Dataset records
-*-

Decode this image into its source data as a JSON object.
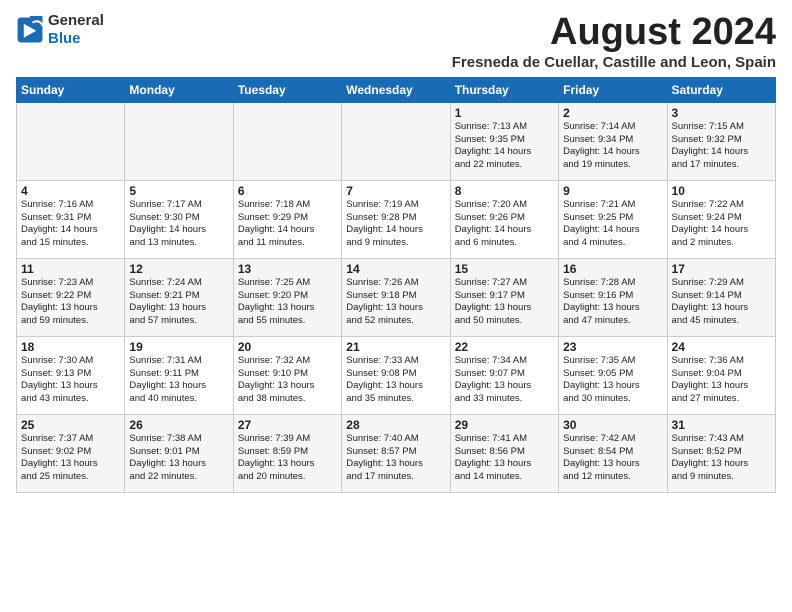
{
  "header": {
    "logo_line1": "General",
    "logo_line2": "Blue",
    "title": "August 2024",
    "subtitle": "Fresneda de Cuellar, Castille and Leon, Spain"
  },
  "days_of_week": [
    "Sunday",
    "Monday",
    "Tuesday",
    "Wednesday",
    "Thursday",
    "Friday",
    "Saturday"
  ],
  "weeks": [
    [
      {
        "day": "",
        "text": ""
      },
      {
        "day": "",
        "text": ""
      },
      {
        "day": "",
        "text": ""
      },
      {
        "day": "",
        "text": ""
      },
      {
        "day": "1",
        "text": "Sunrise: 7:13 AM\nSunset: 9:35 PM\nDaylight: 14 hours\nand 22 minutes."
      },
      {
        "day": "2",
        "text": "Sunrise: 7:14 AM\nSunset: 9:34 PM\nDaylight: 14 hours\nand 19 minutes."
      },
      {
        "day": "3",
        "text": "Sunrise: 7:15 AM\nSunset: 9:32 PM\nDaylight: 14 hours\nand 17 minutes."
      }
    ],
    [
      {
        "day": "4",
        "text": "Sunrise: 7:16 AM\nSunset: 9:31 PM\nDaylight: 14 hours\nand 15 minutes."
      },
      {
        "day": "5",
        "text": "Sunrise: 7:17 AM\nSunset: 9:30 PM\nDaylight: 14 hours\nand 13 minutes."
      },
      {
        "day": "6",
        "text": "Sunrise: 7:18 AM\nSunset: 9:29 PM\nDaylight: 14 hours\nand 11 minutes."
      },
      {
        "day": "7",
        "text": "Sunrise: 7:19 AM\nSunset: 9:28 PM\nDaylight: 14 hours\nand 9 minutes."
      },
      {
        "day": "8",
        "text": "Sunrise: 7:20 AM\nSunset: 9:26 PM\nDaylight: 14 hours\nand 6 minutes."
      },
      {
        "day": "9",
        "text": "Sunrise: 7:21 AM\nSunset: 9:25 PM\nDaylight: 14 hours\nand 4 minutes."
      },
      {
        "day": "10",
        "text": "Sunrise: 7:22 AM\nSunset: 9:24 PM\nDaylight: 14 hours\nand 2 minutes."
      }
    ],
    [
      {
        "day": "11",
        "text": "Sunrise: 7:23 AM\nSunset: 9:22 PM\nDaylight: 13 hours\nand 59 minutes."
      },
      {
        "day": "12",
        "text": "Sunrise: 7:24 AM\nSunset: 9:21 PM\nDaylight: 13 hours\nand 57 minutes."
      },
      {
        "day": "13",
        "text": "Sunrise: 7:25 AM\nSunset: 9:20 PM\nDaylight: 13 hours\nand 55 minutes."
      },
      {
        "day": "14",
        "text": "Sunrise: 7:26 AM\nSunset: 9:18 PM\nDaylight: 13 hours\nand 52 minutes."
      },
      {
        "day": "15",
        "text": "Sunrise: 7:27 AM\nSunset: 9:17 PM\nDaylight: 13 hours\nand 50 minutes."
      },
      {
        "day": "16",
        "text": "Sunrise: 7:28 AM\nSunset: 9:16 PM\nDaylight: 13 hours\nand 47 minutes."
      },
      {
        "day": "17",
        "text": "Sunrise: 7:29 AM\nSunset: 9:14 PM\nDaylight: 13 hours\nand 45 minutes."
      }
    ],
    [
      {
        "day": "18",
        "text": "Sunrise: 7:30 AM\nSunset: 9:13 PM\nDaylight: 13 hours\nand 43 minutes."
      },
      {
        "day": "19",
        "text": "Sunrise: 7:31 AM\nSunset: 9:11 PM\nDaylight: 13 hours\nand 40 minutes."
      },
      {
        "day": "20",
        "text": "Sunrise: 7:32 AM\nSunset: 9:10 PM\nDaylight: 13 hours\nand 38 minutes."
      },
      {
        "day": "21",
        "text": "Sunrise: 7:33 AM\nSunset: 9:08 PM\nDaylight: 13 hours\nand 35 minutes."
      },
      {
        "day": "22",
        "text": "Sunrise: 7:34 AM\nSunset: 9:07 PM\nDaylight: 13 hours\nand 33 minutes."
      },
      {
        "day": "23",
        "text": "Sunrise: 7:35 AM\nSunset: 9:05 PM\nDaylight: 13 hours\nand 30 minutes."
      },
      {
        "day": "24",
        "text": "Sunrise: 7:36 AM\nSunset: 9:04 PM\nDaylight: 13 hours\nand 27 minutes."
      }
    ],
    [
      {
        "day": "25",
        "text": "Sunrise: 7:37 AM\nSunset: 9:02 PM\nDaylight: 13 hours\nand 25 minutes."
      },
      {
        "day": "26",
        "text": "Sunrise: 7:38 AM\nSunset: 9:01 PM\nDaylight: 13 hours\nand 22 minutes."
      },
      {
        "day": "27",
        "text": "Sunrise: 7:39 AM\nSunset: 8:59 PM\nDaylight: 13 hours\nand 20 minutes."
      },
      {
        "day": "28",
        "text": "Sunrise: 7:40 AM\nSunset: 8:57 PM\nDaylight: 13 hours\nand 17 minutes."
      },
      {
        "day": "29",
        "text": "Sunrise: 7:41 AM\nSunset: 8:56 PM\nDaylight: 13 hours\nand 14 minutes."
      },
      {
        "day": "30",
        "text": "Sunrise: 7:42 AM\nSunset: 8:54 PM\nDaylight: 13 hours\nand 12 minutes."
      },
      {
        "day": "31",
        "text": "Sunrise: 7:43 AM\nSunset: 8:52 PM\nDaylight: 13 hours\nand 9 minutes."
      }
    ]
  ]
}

-*-

» **WHAT TO DO**
Give back all entries exactly. No pictures belong in the copy.

» **RESULT BELOW**
Decode this image into its source data as a JSON object.
{
  "header": {
    "logo_line1": "General",
    "logo_line2": "Blue",
    "title": "August 2024",
    "subtitle": "Fresneda de Cuellar, Castille and Leon, Spain"
  },
  "days_of_week": [
    "Sunday",
    "Monday",
    "Tuesday",
    "Wednesday",
    "Thursday",
    "Friday",
    "Saturday"
  ],
  "weeks": [
    [
      {
        "day": "",
        "text": ""
      },
      {
        "day": "",
        "text": ""
      },
      {
        "day": "",
        "text": ""
      },
      {
        "day": "",
        "text": ""
      },
      {
        "day": "1",
        "text": "Sunrise: 7:13 AM\nSunset: 9:35 PM\nDaylight: 14 hours\nand 22 minutes."
      },
      {
        "day": "2",
        "text": "Sunrise: 7:14 AM\nSunset: 9:34 PM\nDaylight: 14 hours\nand 19 minutes."
      },
      {
        "day": "3",
        "text": "Sunrise: 7:15 AM\nSunset: 9:32 PM\nDaylight: 14 hours\nand 17 minutes."
      }
    ],
    [
      {
        "day": "4",
        "text": "Sunrise: 7:16 AM\nSunset: 9:31 PM\nDaylight: 14 hours\nand 15 minutes."
      },
      {
        "day": "5",
        "text": "Sunrise: 7:17 AM\nSunset: 9:30 PM\nDaylight: 14 hours\nand 13 minutes."
      },
      {
        "day": "6",
        "text": "Sunrise: 7:18 AM\nSunset: 9:29 PM\nDaylight: 14 hours\nand 11 minutes."
      },
      {
        "day": "7",
        "text": "Sunrise: 7:19 AM\nSunset: 9:28 PM\nDaylight: 14 hours\nand 9 minutes."
      },
      {
        "day": "8",
        "text": "Sunrise: 7:20 AM\nSunset: 9:26 PM\nDaylight: 14 hours\nand 6 minutes."
      },
      {
        "day": "9",
        "text": "Sunrise: 7:21 AM\nSunset: 9:25 PM\nDaylight: 14 hours\nand 4 minutes."
      },
      {
        "day": "10",
        "text": "Sunrise: 7:22 AM\nSunset: 9:24 PM\nDaylight: 14 hours\nand 2 minutes."
      }
    ],
    [
      {
        "day": "11",
        "text": "Sunrise: 7:23 AM\nSunset: 9:22 PM\nDaylight: 13 hours\nand 59 minutes."
      },
      {
        "day": "12",
        "text": "Sunrise: 7:24 AM\nSunset: 9:21 PM\nDaylight: 13 hours\nand 57 minutes."
      },
      {
        "day": "13",
        "text": "Sunrise: 7:25 AM\nSunset: 9:20 PM\nDaylight: 13 hours\nand 55 minutes."
      },
      {
        "day": "14",
        "text": "Sunrise: 7:26 AM\nSunset: 9:18 PM\nDaylight: 13 hours\nand 52 minutes."
      },
      {
        "day": "15",
        "text": "Sunrise: 7:27 AM\nSunset: 9:17 PM\nDaylight: 13 hours\nand 50 minutes."
      },
      {
        "day": "16",
        "text": "Sunrise: 7:28 AM\nSunset: 9:16 PM\nDaylight: 13 hours\nand 47 minutes."
      },
      {
        "day": "17",
        "text": "Sunrise: 7:29 AM\nSunset: 9:14 PM\nDaylight: 13 hours\nand 45 minutes."
      }
    ],
    [
      {
        "day": "18",
        "text": "Sunrise: 7:30 AM\nSunset: 9:13 PM\nDaylight: 13 hours\nand 43 minutes."
      },
      {
        "day": "19",
        "text": "Sunrise: 7:31 AM\nSunset: 9:11 PM\nDaylight: 13 hours\nand 40 minutes."
      },
      {
        "day": "20",
        "text": "Sunrise: 7:32 AM\nSunset: 9:10 PM\nDaylight: 13 hours\nand 38 minutes."
      },
      {
        "day": "21",
        "text": "Sunrise: 7:33 AM\nSunset: 9:08 PM\nDaylight: 13 hours\nand 35 minutes."
      },
      {
        "day": "22",
        "text": "Sunrise: 7:34 AM\nSunset: 9:07 PM\nDaylight: 13 hours\nand 33 minutes."
      },
      {
        "day": "23",
        "text": "Sunrise: 7:35 AM\nSunset: 9:05 PM\nDaylight: 13 hours\nand 30 minutes."
      },
      {
        "day": "24",
        "text": "Sunrise: 7:36 AM\nSunset: 9:04 PM\nDaylight: 13 hours\nand 27 minutes."
      }
    ],
    [
      {
        "day": "25",
        "text": "Sunrise: 7:37 AM\nSunset: 9:02 PM\nDaylight: 13 hours\nand 25 minutes."
      },
      {
        "day": "26",
        "text": "Sunrise: 7:38 AM\nSunset: 9:01 PM\nDaylight: 13 hours\nand 22 minutes."
      },
      {
        "day": "27",
        "text": "Sunrise: 7:39 AM\nSunset: 8:59 PM\nDaylight: 13 hours\nand 20 minutes."
      },
      {
        "day": "28",
        "text": "Sunrise: 7:40 AM\nSunset: 8:57 PM\nDaylight: 13 hours\nand 17 minutes."
      },
      {
        "day": "29",
        "text": "Sunrise: 7:41 AM\nSunset: 8:56 PM\nDaylight: 13 hours\nand 14 minutes."
      },
      {
        "day": "30",
        "text": "Sunrise: 7:42 AM\nSunset: 8:54 PM\nDaylight: 13 hours\nand 12 minutes."
      },
      {
        "day": "31",
        "text": "Sunrise: 7:43 AM\nSunset: 8:52 PM\nDaylight: 13 hours\nand 9 minutes."
      }
    ]
  ]
}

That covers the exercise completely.